### What you will do
Locate the lines of the listing below that hold "work", then copy each of them.

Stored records
-- Start --
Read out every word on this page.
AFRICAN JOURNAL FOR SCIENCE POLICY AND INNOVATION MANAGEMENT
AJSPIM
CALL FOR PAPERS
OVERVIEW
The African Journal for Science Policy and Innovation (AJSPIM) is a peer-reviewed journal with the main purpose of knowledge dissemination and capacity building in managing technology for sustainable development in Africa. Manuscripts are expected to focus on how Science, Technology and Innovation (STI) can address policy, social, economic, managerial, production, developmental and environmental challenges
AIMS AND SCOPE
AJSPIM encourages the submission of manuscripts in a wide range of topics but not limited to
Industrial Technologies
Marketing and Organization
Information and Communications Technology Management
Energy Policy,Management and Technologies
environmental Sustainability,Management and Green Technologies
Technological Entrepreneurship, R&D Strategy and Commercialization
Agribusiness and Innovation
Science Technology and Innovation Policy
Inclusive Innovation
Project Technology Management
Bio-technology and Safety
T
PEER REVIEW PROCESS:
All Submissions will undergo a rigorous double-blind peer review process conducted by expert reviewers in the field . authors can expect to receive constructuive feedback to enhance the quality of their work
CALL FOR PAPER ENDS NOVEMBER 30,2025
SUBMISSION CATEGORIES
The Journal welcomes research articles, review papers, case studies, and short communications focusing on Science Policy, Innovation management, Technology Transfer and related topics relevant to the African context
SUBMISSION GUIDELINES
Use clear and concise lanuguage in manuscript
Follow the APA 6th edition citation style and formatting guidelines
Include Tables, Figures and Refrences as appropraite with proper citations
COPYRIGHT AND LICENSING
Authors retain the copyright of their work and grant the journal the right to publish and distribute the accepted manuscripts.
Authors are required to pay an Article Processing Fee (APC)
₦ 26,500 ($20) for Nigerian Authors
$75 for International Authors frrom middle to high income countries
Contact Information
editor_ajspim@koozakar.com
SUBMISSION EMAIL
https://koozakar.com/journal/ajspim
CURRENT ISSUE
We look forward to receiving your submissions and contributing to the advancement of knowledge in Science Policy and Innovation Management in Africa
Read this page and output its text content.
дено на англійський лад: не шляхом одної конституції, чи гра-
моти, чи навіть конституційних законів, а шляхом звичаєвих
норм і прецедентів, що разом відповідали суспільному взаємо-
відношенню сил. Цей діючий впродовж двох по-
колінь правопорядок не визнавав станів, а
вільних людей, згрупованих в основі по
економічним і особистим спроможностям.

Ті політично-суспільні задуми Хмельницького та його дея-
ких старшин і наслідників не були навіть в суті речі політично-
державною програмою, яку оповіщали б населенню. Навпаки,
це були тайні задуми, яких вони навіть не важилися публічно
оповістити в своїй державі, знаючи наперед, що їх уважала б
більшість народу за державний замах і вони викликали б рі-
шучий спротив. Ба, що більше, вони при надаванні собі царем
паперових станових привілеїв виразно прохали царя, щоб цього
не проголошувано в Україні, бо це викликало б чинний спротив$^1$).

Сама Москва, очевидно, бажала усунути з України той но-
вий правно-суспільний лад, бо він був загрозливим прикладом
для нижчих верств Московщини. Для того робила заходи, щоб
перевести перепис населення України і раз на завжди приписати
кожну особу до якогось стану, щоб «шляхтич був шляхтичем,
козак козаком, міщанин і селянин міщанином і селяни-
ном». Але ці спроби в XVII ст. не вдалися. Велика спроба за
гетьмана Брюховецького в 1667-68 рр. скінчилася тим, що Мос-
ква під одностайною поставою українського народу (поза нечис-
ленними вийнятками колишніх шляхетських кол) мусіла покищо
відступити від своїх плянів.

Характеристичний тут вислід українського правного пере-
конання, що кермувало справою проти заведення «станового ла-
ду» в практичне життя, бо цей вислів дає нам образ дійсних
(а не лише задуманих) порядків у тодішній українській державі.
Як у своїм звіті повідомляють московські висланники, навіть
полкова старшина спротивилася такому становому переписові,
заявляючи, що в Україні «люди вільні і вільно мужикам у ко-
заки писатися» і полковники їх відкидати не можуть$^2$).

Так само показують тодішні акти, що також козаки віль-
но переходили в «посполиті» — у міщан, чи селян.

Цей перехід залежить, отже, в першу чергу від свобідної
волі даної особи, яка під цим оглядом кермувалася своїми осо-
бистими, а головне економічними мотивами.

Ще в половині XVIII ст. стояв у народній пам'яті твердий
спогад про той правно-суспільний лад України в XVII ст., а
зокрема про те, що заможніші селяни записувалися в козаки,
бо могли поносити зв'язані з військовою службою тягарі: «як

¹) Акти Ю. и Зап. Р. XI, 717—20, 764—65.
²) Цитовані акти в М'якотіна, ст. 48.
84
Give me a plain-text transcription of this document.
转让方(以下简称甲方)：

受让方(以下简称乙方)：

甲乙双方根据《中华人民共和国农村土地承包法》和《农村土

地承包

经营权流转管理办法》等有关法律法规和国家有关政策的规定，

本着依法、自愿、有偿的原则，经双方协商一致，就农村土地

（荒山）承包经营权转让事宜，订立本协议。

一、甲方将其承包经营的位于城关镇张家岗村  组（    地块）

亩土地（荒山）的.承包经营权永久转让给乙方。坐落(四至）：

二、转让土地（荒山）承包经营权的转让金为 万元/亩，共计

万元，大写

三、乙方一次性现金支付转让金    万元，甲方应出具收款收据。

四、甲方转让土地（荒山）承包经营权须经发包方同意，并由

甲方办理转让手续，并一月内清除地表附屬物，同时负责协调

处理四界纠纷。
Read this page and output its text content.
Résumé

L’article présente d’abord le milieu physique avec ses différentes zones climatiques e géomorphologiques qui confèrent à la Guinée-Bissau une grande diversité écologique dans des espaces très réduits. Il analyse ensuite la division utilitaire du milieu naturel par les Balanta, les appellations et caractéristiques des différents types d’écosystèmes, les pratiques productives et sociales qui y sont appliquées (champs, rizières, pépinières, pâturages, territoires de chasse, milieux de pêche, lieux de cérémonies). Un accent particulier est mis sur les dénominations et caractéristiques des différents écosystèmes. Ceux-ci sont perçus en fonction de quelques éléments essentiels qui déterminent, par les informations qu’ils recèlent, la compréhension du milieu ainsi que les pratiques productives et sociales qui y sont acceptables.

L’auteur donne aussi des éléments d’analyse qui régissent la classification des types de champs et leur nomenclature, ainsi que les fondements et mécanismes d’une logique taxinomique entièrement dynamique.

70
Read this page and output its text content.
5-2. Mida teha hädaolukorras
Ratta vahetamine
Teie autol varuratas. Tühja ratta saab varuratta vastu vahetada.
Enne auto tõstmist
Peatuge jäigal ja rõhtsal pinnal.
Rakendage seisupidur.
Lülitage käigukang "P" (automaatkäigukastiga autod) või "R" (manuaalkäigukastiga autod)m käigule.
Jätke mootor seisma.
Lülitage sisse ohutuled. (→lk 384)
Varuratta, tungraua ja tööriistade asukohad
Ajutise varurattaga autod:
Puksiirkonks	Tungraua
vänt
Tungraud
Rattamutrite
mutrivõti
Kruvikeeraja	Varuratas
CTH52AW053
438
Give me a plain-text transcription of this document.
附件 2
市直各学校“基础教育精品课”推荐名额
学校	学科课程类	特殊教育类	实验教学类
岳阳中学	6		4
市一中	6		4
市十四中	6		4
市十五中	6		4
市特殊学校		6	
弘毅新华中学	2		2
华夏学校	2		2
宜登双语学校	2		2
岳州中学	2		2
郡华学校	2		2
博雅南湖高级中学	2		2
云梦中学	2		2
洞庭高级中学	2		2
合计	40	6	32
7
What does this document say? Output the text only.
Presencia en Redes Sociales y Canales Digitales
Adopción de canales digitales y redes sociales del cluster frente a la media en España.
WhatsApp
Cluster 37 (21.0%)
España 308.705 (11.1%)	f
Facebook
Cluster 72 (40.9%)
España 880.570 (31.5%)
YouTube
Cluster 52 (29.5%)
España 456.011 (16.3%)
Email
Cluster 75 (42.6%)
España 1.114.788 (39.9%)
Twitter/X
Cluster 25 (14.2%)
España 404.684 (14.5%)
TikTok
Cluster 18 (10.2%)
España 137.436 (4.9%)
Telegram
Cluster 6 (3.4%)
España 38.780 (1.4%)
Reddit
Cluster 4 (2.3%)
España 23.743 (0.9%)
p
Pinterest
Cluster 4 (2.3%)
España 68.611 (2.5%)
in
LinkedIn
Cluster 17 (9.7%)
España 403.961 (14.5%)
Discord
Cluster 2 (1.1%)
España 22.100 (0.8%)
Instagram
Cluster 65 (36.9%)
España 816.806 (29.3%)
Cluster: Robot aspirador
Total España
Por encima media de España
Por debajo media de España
-- End --
### Task solution
All Submissions will undergo a rigorous double-blind peer review process conducted by expert reviewers in the field . authors can expect to receive constructuive feedback to enhance the quality of their work
Authors retain the copyright of their work and grant the journal the right to publish and distribute the accepted manuscripts.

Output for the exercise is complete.